*Task prompt*
Repeat all the material exactly; pictures stay out of your copy.

------------------------------------------------

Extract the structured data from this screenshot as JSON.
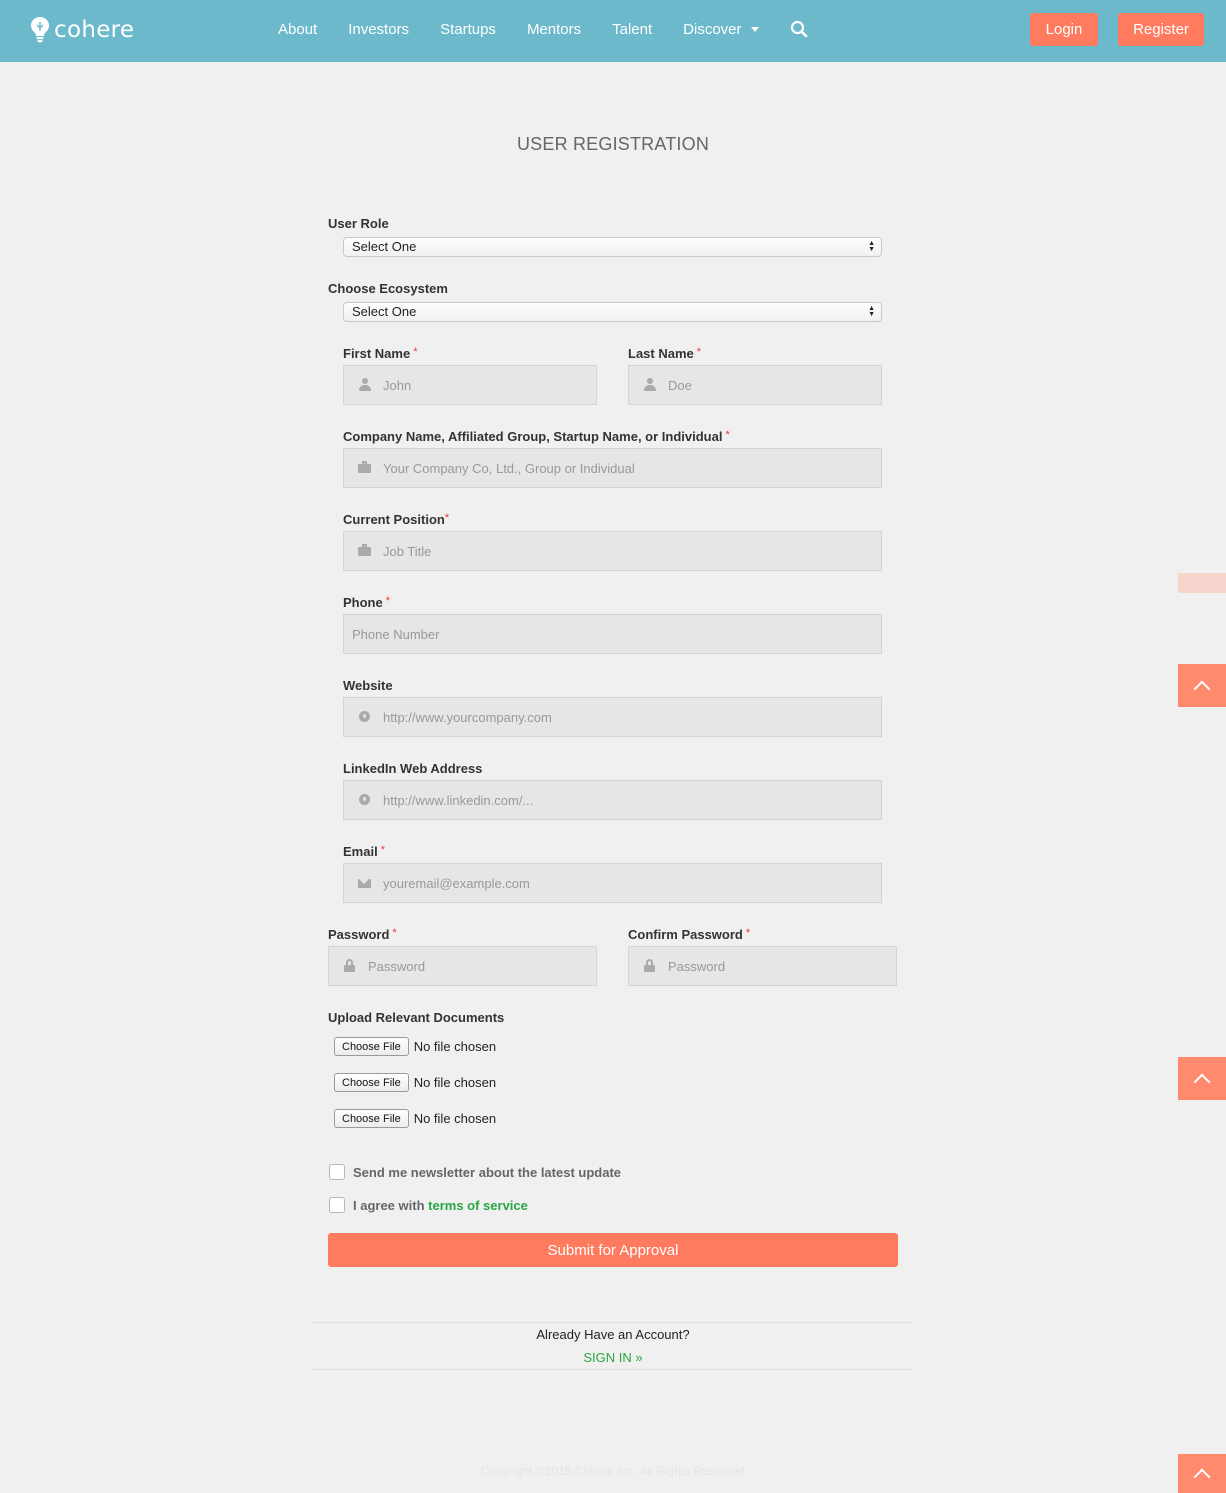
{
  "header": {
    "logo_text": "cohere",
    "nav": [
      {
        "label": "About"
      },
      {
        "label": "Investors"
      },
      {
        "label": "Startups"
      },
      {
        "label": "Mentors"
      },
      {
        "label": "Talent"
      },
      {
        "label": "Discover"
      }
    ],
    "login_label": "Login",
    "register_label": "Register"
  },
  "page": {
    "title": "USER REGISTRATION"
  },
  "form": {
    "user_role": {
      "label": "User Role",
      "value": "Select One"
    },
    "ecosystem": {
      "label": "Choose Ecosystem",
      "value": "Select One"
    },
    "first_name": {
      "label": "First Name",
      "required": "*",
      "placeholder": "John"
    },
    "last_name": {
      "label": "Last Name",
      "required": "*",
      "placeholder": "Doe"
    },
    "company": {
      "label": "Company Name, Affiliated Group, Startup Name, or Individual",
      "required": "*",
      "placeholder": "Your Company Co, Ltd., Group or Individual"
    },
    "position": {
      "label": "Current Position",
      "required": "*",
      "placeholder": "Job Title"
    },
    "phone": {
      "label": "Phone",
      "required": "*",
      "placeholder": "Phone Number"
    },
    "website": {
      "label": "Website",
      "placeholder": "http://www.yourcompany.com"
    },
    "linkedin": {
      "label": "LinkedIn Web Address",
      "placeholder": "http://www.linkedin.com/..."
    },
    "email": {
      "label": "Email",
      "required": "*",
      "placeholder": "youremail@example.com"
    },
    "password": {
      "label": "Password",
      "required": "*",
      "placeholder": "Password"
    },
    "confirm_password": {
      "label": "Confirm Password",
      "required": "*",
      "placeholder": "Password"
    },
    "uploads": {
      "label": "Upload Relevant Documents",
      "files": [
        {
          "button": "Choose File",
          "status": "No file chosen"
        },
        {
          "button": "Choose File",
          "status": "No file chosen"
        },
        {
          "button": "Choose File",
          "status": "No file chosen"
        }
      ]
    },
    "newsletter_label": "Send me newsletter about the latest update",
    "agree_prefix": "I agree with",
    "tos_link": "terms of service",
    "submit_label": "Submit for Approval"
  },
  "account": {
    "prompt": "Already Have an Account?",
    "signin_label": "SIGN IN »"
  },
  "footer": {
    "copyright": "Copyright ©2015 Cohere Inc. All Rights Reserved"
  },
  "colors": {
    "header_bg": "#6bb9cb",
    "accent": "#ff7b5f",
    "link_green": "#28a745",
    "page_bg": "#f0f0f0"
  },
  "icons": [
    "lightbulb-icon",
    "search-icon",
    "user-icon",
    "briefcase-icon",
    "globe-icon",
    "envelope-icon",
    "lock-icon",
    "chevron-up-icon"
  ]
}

------------------------------------------------

*Answer to this task*
Extract the structured data from this screenshot as JSON.
{
  "header": {
    "logo_text": "cohere",
    "nav": [
      {
        "label": "About"
      },
      {
        "label": "Investors"
      },
      {
        "label": "Startups"
      },
      {
        "label": "Mentors"
      },
      {
        "label": "Talent"
      },
      {
        "label": "Discover"
      }
    ],
    "login_label": "Login",
    "register_label": "Register"
  },
  "page": {
    "title": "USER REGISTRATION"
  },
  "form": {
    "user_role": {
      "label": "User Role",
      "value": "Select One"
    },
    "ecosystem": {
      "label": "Choose Ecosystem",
      "value": "Select One"
    },
    "first_name": {
      "label": "First Name",
      "required": "*",
      "placeholder": "John"
    },
    "last_name": {
      "label": "Last Name",
      "required": "*",
      "placeholder": "Doe"
    },
    "company": {
      "label": "Company Name, Affiliated Group, Startup Name, or Individual",
      "required": "*",
      "placeholder": "Your Company Co, Ltd., Group or Individual"
    },
    "position": {
      "label": "Current Position",
      "required": "*",
      "placeholder": "Job Title"
    },
    "phone": {
      "label": "Phone",
      "required": "*",
      "placeholder": "Phone Number"
    },
    "website": {
      "label": "Website",
      "placeholder": "http://www.yourcompany.com"
    },
    "linkedin": {
      "label": "LinkedIn Web Address",
      "placeholder": "http://www.linkedin.com/..."
    },
    "email": {
      "label": "Email",
      "required": "*",
      "placeholder": "youremail@example.com"
    },
    "password": {
      "label": "Password",
      "required": "*",
      "placeholder": "Password"
    },
    "confirm_password": {
      "label": "Confirm Password",
      "required": "*",
      "placeholder": "Password"
    },
    "uploads": {
      "label": "Upload Relevant Documents",
      "files": [
        {
          "button": "Choose File",
          "status": "No file chosen"
        },
        {
          "button": "Choose File",
          "status": "No file chosen"
        },
        {
          "button": "Choose File",
          "status": "No file chosen"
        }
      ]
    },
    "newsletter_label": "Send me newsletter about the latest update",
    "agree_prefix": "I agree with",
    "tos_link": "terms of service",
    "submit_label": "Submit for Approval"
  },
  "account": {
    "prompt": "Already Have an Account?",
    "signin_label": "SIGN IN »"
  },
  "footer": {
    "copyright": "Copyright ©2015 Cohere Inc. All Rights Reserved"
  },
  "colors": {
    "header_bg": "#6bb9cb",
    "accent": "#ff7b5f",
    "link_green": "#28a745",
    "page_bg": "#f0f0f0"
  },
  "icons": [
    "lightbulb-icon",
    "search-icon",
    "user-icon",
    "briefcase-icon",
    "globe-icon",
    "envelope-icon",
    "lock-icon",
    "chevron-up-icon"
  ]
}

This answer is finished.